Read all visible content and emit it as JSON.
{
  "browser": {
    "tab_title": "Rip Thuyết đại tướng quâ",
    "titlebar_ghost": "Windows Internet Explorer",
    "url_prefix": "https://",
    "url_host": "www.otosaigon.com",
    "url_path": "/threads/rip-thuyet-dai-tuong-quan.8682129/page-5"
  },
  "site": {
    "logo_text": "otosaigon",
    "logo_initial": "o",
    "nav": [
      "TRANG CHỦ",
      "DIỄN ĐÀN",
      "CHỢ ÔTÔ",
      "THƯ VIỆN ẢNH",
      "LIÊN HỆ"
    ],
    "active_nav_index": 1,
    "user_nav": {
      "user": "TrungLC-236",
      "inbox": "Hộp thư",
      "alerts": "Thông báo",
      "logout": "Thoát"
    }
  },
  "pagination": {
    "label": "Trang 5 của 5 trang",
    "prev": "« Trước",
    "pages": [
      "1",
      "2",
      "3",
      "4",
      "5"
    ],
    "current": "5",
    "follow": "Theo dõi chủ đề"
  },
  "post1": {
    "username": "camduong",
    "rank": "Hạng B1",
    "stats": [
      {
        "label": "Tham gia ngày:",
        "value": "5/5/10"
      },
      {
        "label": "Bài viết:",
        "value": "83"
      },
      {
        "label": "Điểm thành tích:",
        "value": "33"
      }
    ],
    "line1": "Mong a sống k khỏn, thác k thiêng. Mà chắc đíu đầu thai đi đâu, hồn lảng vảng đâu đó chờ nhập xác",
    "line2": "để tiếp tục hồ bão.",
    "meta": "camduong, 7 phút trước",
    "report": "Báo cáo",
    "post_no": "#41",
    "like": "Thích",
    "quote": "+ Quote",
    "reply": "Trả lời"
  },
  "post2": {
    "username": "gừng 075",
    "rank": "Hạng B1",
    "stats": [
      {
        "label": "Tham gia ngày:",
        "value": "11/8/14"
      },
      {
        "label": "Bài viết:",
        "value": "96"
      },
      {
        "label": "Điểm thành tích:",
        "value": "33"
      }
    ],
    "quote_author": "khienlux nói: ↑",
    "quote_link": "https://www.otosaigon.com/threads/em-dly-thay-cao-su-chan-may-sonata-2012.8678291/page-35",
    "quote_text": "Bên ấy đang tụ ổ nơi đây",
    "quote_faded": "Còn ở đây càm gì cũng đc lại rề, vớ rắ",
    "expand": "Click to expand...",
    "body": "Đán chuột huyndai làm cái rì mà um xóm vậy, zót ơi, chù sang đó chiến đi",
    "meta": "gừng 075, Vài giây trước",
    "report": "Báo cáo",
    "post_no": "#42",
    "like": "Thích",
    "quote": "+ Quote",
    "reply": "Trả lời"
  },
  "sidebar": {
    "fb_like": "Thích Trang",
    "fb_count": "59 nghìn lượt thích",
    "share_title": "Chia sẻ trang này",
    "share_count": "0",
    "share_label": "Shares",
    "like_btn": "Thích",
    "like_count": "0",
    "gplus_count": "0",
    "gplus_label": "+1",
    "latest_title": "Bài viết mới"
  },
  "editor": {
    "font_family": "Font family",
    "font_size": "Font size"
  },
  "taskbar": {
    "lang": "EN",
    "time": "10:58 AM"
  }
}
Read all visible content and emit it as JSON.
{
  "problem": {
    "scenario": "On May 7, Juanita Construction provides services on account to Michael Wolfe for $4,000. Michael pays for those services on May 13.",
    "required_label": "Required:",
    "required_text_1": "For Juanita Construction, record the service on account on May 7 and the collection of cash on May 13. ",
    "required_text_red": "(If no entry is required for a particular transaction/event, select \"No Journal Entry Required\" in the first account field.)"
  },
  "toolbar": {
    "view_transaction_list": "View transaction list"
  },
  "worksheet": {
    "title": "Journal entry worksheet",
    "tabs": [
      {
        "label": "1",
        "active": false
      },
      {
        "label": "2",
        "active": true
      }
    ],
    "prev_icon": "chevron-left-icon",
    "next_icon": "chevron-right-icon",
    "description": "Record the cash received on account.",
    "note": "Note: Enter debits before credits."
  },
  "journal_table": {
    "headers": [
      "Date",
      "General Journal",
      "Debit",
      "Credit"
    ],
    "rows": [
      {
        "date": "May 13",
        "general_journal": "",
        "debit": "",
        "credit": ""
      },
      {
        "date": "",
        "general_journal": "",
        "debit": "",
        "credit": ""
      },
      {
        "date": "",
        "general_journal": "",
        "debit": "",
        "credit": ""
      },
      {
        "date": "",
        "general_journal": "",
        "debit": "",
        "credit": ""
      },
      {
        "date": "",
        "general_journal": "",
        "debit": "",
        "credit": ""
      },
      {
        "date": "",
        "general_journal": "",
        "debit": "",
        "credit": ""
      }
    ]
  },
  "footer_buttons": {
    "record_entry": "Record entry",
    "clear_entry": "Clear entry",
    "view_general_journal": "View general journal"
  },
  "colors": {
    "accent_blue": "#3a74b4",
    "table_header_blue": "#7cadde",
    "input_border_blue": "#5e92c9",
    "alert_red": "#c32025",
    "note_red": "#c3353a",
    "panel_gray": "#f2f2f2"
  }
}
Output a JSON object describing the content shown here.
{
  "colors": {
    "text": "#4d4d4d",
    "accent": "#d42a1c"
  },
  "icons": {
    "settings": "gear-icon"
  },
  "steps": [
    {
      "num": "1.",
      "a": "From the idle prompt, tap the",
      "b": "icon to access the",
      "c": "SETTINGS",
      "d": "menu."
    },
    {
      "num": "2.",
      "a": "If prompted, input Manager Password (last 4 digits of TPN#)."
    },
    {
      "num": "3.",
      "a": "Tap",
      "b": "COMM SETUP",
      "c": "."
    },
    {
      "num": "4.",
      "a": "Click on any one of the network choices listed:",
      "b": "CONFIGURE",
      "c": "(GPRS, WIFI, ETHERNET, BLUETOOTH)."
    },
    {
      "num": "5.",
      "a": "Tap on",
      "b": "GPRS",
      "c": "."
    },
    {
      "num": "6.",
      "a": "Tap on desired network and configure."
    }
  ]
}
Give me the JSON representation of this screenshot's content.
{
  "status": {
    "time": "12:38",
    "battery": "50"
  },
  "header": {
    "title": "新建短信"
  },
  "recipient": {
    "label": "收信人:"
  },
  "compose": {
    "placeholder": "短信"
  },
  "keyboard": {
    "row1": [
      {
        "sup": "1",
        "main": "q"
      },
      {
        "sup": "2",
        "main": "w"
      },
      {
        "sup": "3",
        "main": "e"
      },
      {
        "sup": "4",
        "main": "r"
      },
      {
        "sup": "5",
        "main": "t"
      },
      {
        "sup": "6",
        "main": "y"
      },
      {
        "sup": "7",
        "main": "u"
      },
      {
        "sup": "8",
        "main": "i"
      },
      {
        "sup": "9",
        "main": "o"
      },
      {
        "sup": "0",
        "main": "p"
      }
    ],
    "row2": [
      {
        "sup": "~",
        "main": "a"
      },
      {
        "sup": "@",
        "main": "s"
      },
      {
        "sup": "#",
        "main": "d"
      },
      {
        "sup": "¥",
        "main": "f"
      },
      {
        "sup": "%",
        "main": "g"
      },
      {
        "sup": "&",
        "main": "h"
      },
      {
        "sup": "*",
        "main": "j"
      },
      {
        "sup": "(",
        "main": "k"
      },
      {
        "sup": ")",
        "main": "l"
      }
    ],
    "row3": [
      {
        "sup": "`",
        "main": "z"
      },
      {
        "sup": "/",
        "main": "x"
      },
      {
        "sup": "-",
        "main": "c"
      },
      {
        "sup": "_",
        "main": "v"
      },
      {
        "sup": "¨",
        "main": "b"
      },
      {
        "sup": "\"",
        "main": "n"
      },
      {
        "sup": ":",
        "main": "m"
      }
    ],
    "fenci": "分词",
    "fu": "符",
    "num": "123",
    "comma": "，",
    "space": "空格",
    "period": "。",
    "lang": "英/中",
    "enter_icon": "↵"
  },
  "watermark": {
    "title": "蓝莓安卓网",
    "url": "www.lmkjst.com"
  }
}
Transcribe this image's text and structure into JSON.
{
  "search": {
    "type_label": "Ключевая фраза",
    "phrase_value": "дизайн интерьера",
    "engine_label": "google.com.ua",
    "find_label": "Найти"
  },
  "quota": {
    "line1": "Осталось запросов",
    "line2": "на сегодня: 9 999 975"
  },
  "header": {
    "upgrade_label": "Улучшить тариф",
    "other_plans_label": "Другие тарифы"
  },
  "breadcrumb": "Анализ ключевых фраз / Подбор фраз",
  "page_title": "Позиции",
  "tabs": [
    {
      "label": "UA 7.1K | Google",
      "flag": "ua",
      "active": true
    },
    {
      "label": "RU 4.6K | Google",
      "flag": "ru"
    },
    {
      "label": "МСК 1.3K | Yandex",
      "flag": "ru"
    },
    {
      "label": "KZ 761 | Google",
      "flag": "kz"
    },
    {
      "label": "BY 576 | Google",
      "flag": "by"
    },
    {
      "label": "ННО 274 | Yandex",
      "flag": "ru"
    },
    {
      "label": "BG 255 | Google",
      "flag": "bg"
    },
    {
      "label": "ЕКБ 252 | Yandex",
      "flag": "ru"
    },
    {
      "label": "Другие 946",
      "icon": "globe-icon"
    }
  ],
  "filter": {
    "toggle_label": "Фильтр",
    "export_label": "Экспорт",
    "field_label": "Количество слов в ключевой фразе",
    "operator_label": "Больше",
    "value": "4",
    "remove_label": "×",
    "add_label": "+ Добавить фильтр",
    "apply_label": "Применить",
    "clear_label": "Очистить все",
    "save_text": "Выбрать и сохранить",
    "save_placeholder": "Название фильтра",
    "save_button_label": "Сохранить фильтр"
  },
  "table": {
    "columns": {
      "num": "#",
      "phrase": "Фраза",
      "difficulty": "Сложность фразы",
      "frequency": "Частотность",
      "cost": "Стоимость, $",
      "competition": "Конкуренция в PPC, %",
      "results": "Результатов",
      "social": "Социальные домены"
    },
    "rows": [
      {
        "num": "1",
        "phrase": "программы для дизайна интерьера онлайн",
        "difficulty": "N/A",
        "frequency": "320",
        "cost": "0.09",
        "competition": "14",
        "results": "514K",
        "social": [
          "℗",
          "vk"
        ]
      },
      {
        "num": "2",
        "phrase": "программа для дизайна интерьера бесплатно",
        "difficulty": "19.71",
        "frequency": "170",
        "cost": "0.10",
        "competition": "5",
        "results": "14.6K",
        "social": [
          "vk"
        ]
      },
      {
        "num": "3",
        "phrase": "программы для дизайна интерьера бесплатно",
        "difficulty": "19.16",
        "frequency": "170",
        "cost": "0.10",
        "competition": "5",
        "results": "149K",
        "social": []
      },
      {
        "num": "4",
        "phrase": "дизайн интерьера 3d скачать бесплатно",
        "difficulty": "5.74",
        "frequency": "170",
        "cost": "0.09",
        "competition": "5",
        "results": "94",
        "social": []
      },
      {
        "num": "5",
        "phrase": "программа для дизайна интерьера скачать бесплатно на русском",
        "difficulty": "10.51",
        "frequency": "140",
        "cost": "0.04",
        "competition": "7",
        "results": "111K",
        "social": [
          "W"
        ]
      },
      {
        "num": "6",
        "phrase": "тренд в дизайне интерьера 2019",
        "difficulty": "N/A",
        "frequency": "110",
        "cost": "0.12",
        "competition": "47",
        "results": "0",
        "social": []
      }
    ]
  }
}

┄┄┄┄┄┄

▶ [What you have to do] Go through the material line by line. Show each line that contains the string "cash".

▶ [The result]
    "required_text_1": "For Juanita Construction, record the service on account on May 7 and the collection of cash on May 13. ",
    "description": "Record the cash received on account.",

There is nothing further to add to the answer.